## Task prompt
Extract the full set of records, then give each one again exactly.

─── Data to use

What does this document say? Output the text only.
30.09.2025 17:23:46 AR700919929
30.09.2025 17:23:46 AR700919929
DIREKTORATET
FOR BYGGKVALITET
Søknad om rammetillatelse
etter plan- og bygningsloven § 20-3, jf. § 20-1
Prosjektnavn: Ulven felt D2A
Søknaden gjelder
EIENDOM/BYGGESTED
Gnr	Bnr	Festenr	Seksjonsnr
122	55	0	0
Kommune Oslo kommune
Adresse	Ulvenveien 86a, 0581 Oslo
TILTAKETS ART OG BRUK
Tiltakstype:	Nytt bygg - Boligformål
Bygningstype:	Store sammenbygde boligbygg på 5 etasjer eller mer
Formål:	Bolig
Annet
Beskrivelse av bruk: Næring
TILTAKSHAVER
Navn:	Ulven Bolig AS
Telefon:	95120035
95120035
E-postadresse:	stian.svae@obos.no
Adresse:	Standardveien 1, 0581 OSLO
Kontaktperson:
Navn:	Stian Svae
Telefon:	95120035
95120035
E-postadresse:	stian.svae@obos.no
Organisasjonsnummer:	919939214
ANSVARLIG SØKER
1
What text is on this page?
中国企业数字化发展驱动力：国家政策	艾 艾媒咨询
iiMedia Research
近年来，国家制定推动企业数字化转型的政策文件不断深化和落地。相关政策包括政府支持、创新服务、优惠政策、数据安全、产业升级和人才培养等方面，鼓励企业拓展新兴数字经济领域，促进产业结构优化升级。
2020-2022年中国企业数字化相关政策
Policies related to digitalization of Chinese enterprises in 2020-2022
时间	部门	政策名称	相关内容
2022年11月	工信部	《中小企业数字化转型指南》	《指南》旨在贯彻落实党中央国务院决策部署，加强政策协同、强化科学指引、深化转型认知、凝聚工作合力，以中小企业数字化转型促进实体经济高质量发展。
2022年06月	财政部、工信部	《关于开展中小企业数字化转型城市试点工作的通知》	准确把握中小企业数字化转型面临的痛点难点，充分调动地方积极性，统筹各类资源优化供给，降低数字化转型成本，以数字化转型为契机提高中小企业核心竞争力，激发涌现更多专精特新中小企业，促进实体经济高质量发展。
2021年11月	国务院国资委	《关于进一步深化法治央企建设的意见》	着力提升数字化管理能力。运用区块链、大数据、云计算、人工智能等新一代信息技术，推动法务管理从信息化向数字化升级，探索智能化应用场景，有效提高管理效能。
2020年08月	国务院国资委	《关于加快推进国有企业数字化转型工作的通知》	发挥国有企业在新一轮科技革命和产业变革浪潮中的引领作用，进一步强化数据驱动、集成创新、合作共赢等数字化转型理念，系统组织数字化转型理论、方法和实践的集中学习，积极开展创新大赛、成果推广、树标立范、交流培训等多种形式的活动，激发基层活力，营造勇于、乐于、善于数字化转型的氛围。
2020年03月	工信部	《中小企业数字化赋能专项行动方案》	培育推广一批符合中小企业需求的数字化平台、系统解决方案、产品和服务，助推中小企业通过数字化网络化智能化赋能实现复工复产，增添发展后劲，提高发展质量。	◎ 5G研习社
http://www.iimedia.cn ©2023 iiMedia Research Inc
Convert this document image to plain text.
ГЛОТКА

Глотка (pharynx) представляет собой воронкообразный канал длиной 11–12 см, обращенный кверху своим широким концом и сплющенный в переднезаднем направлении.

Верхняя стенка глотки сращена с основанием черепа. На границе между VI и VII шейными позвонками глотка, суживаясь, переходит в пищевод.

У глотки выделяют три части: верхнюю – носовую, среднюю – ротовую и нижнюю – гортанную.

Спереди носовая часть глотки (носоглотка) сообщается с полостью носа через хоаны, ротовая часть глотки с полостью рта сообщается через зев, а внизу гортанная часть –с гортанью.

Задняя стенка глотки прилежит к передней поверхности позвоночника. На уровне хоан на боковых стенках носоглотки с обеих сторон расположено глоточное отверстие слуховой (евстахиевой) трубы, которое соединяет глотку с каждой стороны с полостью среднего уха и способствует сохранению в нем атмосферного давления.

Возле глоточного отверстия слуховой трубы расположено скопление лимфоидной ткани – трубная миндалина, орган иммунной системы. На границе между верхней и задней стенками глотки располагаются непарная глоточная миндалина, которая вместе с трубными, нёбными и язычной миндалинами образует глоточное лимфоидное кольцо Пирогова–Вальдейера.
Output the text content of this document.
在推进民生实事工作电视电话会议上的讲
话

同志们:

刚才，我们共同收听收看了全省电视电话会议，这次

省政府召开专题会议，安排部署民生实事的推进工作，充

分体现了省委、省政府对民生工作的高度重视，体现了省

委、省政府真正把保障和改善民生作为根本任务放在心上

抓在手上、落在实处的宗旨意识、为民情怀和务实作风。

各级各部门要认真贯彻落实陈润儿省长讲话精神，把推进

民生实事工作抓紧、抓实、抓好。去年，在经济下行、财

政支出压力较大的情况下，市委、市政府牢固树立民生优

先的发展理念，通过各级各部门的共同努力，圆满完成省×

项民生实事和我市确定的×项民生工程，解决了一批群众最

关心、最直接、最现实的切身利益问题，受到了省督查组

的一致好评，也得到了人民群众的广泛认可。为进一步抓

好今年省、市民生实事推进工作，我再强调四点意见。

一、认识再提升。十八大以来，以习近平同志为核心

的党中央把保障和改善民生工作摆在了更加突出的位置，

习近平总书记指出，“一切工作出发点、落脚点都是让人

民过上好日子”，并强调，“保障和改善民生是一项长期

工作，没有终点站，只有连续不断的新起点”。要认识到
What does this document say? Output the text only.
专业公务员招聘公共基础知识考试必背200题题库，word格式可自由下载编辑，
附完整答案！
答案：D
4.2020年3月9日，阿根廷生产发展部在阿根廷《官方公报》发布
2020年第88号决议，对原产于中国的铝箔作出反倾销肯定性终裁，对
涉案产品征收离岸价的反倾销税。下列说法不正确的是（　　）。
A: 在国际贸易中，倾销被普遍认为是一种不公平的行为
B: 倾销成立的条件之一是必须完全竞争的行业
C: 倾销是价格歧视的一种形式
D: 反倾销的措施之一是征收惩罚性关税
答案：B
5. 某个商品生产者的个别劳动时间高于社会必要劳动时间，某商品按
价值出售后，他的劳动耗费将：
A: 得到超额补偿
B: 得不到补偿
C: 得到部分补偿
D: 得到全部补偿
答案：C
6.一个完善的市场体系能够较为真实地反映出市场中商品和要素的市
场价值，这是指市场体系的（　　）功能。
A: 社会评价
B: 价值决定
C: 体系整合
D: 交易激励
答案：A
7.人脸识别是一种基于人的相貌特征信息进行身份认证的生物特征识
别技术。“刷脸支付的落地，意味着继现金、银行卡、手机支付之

──────

## Exercise solution
What does this document say? Output the text only.
30.09.2025 17:23:46 AR700919929
30.09.2025 17:23:46 AR700919929
DIREKTORATET
FOR BYGGKVALITET
Søknad om rammetillatelse
etter plan- og bygningsloven § 20-3, jf. § 20-1
Prosjektnavn: Ulven felt D2A
Søknaden gjelder
EIENDOM/BYGGESTED
Gnr	Bnr	Festenr	Seksjonsnr
122	55	0	0
Kommune Oslo kommune
Adresse	Ulvenveien 86a, 0581 Oslo
TILTAKETS ART OG BRUK
Tiltakstype:	Nytt bygg - Boligformål
Bygningstype:	Store sammenbygde boligbygg på 5 etasjer eller mer
Formål:	Bolig
Annet
Beskrivelse av bruk: Næring
TILTAKSHAVER
Navn:	Ulven Bolig AS
Telefon:	95120035
95120035
E-postadresse:	stian.svae@obos.no
Adresse:	Standardveien 1, 0581 OSLO
Kontaktperson:
Navn:	Stian Svae
Telefon:	95120035
95120035
E-postadresse:	stian.svae@obos.no
Organisasjonsnummer:	919939214
ANSVARLIG SØKER
1
What text is on this page?
中国企业数字化发展驱动力：国家政策	艾 艾媒咨询
iiMedia Research
近年来，国家制定推动企业数字化转型的政策文件不断深化和落地。相关政策包括政府支持、创新服务、优惠政策、数据安全、产业升级和人才培养等方面，鼓励企业拓展新兴数字经济领域，促进产业结构优化升级。
2020-2022年中国企业数字化相关政策
Policies related to digitalization of Chinese enterprises in 2020-2022
时间	部门	政策名称	相关内容
2022年11月	工信部	《中小企业数字化转型指南》	《指南》旨在贯彻落实党中央国务院决策部署，加强政策协同、强化科学指引、深化转型认知、凝聚工作合力，以中小企业数字化转型促进实体经济高质量发展。
2022年06月	财政部、工信部	《关于开展中小企业数字化转型城市试点工作的通知》	准确把握中小企业数字化转型面临的痛点难点，充分调动地方积极性，统筹各类资源优化供给，降低数字化转型成本，以数字化转型为契机提高中小企业核心竞争力，激发涌现更多专精特新中小企业，促进实体经济高质量发展。
2021年11月	国务院国资委	《关于进一步深化法治央企建设的意见》	着力提升数字化管理能力。运用区块链、大数据、云计算、人工智能等新一代信息技术，推动法务管理从信息化向数字化升级，探索智能化应用场景，有效提高管理效能。
2020年08月	国务院国资委	《关于加快推进国有企业数字化转型工作的通知》	发挥国有企业在新一轮科技革命和产业变革浪潮中的引领作用，进一步强化数据驱动、集成创新、合作共赢等数字化转型理念，系统组织数字化转型理论、方法和实践的集中学习，积极开展创新大赛、成果推广、树标立范、交流培训等多种形式的活动，激发基层活力，营造勇于、乐于、善于数字化转型的氛围。
2020年03月	工信部	《中小企业数字化赋能专项行动方案》	培育推广一批符合中小企业需求的数字化平台、系统解决方案、产品和服务，助推中小企业通过数字化网络化智能化赋能实现复工复产，增添发展后劲，提高发展质量。	◎ 5G研习社
http://www.iimedia.cn ©2023 iiMedia Research Inc
Convert this document image to plain text.
ГЛОТКА

Глотка (pharynx) представляет собой воронкообразный канал длиной 11–12 см, обращенный кверху своим широким концом и сплющенный в переднезаднем направлении.

Верхняя стенка глотки сращена с основанием черепа. На границе между VI и VII шейными позвонками глотка, суживаясь, переходит в пищевод.

У глотки выделяют три части: верхнюю – носовую, среднюю – ротовую и нижнюю – гортанную.

Спереди носовая часть глотки (носоглотка) сообщается с полостью носа через хоаны, ротовая часть глотки с полостью рта сообщается через зев, а внизу гортанная часть –с гортанью.

Задняя стенка глотки прилежит к передней поверхности позвоночника. На уровне хоан на боковых стенках носоглотки с обеих сторон расположено глоточное отверстие слуховой (евстахиевой) трубы, которое соединяет глотку с каждой стороны с полостью среднего уха и способствует сохранению в нем атмосферного давления.

Возле глоточного отверстия слуховой трубы расположено скопление лимфоидной ткани – трубная миндалина, орган иммунной системы. На границе между верхней и задней стенками глотки располагаются непарная глоточная миндалина, которая вместе с трубными, нёбными и язычной миндалинами образует глоточное лимфоидное кольцо Пирогова–Вальдейера.
Output the text content of this document.
在推进民生实事工作电视电话会议上的讲
话

同志们:

刚才，我们共同收听收看了全省电视电话会议，这次

省政府召开专题会议，安排部署民生实事的推进工作，充

分体现了省委、省政府对民生工作的高度重视，体现了省

委、省政府真正把保障和改善民生作为根本任务放在心上

抓在手上、落在实处的宗旨意识、为民情怀和务实作风。

各级各部门要认真贯彻落实陈润儿省长讲话精神，把推进

民生实事工作抓紧、抓实、抓好。去年，在经济下行、财

政支出压力较大的情况下，市委、市政府牢固树立民生优

先的发展理念，通过各级各部门的共同努力，圆满完成省×

项民生实事和我市确定的×项民生工程，解决了一批群众最

关心、最直接、最现实的切身利益问题，受到了省督查组

的一致好评，也得到了人民群众的广泛认可。为进一步抓

好今年省、市民生实事推进工作，我再强调四点意见。

一、认识再提升。十八大以来，以习近平同志为核心

的党中央把保障和改善民生工作摆在了更加突出的位置，

习近平总书记指出，“一切工作出发点、落脚点都是让人

民过上好日子”，并强调，“保障和改善民生是一项长期

工作，没有终点站，只有连续不断的新起点”。要认识到
What does this document say? Output the text only.
专业公务员招聘公共基础知识考试必背200题题库，word格式可自由下载编辑，
附完整答案！
答案：D
4.2020年3月9日，阿根廷生产发展部在阿根廷《官方公报》发布
2020年第88号决议，对原产于中国的铝箔作出反倾销肯定性终裁，对
涉案产品征收离岸价的反倾销税。下列说法不正确的是（　　）。
A: 在国际贸易中，倾销被普遍认为是一种不公平的行为
B: 倾销成立的条件之一是必须完全竞争的行业
C: 倾销是价格歧视的一种形式
D: 反倾销的措施之一是征收惩罚性关税
答案：B
5. 某个商品生产者的个别劳动时间高于社会必要劳动时间，某商品按
价值出售后，他的劳动耗费将：
A: 得到超额补偿
B: 得不到补偿
C: 得到部分补偿
D: 得到全部补偿
答案：C
6.一个完善的市场体系能够较为真实地反映出市场中商品和要素的市
场价值，这是指市场体系的（　　）功能。
A: 社会评价
B: 价值决定
C: 体系整合
D: 交易激励
答案：A
7.人脸识别是一种基于人的相貌特征信息进行身份认证的生物特征识
别技术。“刷脸支付的落地，意味着继现金、银行卡、手机支付之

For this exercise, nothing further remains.